▶ SET TASK:
Show all lines holding the string "lepton".

▶ RECORDS FOR THIS EXERCISE:
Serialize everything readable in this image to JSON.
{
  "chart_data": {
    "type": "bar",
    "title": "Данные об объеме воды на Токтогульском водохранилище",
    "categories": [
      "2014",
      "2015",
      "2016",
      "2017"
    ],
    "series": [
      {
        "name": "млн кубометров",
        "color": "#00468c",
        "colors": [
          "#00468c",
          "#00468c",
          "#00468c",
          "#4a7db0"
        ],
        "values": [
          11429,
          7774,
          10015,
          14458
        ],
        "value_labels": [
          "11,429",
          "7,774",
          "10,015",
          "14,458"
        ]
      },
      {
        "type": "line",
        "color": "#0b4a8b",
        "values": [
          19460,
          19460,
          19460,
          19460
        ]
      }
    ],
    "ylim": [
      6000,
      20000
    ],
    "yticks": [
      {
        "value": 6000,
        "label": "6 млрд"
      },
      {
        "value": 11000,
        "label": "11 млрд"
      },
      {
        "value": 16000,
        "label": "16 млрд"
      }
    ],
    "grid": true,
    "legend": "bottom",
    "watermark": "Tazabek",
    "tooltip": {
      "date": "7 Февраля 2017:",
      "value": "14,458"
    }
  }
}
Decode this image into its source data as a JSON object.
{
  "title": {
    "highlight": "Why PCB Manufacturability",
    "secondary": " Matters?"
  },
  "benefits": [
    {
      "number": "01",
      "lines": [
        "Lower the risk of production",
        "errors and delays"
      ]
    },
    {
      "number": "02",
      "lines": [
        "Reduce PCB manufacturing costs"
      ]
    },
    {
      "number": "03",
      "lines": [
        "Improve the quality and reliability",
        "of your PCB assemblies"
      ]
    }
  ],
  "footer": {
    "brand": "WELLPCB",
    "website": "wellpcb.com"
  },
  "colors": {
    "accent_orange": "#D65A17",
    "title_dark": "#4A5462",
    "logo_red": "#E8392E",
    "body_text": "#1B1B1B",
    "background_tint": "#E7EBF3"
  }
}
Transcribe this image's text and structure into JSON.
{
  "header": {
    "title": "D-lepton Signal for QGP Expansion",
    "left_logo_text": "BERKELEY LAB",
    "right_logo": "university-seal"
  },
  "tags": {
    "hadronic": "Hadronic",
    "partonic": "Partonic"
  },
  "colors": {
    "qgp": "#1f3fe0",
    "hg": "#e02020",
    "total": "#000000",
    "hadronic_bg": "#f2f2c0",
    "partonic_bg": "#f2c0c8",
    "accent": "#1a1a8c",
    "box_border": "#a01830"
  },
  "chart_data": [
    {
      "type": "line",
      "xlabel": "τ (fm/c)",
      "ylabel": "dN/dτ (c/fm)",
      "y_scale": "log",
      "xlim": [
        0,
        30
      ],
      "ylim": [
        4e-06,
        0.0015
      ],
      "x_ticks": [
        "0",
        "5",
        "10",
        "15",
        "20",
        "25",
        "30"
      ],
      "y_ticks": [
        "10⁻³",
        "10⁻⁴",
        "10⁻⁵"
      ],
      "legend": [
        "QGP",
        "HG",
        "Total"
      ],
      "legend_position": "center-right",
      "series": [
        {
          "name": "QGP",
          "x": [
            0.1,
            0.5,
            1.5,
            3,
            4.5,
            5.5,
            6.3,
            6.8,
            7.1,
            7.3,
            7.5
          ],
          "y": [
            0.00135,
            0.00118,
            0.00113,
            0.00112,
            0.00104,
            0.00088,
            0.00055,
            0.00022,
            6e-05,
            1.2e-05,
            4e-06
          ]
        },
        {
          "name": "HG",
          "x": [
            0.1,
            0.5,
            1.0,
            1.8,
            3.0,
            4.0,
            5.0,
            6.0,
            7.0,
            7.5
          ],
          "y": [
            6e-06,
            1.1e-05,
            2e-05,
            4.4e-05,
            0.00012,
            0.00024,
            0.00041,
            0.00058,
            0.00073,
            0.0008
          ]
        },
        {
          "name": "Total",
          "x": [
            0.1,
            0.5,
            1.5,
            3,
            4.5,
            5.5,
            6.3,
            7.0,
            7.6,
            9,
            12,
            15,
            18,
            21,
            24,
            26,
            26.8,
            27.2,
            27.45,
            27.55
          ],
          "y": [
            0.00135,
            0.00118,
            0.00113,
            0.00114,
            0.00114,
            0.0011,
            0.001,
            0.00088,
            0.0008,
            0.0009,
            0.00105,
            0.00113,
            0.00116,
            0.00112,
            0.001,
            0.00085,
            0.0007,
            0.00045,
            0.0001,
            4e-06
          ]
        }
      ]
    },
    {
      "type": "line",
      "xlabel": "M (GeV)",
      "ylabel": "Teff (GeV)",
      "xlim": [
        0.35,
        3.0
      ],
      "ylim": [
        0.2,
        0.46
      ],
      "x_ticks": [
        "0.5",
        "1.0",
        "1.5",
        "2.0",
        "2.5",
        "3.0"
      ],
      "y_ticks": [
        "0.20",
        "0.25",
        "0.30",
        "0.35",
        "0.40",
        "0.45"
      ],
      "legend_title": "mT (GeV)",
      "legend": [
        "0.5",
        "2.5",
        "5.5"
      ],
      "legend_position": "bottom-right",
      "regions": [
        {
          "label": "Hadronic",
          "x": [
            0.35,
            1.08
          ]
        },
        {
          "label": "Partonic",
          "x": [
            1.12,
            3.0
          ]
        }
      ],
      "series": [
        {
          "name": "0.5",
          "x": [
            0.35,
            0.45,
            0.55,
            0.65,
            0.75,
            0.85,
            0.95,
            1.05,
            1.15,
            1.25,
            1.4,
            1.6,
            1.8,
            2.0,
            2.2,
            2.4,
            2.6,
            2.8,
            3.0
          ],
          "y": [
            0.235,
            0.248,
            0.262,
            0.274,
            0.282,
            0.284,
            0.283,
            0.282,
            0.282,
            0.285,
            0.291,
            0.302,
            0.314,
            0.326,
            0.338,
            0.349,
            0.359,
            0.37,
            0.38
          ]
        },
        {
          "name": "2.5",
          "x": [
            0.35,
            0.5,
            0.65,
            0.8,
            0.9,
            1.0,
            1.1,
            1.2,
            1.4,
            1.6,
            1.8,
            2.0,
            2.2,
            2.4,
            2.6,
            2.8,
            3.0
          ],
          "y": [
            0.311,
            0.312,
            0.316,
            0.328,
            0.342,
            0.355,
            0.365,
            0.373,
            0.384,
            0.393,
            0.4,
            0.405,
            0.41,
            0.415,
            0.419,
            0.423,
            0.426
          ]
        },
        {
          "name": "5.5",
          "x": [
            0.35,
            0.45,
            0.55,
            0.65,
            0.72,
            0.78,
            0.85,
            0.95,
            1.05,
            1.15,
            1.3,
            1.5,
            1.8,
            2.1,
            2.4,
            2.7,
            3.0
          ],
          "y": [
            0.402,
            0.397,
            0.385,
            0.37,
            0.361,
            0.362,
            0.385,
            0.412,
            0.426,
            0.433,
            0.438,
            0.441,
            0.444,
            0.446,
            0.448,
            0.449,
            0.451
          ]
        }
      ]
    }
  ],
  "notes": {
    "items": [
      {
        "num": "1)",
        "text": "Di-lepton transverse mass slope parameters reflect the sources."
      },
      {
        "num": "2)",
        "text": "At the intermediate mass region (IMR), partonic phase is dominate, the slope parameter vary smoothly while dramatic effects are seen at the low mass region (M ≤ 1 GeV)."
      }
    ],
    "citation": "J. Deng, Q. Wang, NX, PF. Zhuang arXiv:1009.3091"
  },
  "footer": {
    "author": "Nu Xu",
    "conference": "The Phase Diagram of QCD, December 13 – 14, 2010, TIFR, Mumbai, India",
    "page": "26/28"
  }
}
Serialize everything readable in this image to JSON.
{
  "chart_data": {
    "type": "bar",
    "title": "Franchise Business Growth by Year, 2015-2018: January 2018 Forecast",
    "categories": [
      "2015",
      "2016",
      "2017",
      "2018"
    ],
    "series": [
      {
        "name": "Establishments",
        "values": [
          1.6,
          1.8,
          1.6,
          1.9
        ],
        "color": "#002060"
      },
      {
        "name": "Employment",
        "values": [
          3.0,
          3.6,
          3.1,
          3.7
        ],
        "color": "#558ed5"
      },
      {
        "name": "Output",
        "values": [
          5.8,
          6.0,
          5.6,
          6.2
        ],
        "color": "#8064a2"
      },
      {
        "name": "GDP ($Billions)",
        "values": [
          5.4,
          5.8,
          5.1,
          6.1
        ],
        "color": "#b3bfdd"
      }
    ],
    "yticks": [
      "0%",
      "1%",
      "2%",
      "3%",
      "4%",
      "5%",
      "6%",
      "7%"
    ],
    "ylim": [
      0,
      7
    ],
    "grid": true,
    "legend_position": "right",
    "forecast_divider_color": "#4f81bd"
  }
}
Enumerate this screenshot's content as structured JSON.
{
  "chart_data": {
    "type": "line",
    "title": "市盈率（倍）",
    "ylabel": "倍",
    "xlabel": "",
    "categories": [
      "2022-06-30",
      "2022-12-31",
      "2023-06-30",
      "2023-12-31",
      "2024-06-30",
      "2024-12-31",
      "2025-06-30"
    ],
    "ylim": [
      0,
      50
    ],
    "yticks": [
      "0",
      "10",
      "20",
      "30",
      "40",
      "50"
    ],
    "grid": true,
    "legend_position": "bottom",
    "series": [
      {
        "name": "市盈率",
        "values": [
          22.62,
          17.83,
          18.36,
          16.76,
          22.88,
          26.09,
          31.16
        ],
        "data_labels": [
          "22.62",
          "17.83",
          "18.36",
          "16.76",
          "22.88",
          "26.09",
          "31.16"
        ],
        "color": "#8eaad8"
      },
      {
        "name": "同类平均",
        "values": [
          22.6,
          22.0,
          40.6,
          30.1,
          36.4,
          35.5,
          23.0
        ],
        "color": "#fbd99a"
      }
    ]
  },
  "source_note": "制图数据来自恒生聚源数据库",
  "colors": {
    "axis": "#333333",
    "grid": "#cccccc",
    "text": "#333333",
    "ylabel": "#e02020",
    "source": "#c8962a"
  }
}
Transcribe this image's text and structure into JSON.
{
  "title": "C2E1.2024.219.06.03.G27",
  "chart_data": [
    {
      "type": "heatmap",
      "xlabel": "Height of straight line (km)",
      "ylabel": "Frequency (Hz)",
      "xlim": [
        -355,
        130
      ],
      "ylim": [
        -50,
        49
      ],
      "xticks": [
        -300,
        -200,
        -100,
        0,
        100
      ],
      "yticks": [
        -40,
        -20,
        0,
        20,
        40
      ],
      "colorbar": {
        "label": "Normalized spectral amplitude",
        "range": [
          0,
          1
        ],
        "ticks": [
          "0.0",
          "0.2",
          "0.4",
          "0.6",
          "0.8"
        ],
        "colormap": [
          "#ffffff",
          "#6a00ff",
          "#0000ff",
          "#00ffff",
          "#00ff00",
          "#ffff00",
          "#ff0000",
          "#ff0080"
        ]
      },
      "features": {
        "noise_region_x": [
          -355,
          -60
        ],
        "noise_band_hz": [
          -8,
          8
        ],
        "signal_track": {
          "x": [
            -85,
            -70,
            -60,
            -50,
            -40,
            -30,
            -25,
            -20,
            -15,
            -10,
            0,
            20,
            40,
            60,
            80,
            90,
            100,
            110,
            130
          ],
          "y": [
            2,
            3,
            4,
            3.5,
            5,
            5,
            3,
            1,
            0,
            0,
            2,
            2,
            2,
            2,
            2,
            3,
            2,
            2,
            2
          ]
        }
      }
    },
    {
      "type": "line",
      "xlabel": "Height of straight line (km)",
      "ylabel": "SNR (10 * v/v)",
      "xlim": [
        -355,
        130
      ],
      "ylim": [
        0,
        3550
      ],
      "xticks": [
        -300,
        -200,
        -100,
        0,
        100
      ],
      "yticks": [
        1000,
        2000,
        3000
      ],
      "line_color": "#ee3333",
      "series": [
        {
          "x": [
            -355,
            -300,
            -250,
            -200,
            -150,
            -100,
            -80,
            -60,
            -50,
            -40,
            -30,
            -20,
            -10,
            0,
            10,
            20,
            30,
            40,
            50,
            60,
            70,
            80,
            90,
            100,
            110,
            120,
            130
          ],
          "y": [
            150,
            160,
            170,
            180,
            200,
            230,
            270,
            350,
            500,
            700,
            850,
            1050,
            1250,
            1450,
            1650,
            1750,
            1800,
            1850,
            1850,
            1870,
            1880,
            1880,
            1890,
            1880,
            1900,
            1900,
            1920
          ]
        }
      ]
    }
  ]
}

▶ EXERCISE OUTPUT:
    "title": "D-lepton Signal for QGP Expansion",
        "text": "Di-lepton transverse mass slope parameters reflect the sources."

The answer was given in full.